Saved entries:

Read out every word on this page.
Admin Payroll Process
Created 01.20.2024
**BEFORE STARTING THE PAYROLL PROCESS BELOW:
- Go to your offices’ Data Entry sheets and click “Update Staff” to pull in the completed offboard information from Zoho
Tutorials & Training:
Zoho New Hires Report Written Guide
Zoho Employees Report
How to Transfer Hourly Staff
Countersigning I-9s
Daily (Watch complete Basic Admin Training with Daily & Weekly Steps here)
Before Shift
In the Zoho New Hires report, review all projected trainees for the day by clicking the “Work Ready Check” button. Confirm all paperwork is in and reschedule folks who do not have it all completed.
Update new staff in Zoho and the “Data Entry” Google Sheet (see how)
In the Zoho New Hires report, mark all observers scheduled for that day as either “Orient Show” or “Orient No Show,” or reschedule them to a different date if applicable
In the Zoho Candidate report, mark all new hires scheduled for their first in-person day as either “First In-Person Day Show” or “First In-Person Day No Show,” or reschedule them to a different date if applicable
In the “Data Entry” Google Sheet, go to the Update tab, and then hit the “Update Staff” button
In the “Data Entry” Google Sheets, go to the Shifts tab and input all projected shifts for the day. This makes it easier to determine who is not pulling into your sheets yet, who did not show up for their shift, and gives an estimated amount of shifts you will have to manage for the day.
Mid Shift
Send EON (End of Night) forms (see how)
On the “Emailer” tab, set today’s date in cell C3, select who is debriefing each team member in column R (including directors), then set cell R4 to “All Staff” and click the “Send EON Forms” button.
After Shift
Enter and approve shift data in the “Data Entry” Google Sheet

...

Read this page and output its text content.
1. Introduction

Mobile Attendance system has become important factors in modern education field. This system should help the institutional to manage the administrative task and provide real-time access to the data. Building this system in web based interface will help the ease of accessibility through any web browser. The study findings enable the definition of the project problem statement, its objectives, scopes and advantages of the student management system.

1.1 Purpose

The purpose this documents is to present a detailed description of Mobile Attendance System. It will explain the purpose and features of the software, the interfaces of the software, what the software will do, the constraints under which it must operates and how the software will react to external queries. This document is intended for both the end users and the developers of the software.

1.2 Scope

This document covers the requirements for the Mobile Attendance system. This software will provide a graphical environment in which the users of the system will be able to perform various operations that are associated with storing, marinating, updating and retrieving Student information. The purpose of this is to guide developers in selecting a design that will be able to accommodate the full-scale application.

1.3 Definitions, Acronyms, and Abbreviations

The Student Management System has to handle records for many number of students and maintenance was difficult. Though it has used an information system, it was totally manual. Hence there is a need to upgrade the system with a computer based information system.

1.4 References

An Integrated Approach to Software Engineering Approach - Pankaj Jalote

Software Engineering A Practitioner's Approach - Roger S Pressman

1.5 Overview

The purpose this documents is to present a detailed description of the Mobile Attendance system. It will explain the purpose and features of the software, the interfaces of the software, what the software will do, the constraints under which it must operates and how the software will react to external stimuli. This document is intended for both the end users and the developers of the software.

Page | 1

Problem to work on:
What is the number of lines in the records that contain the word "projected"? Answer with the number and nothing else.

Task result:
2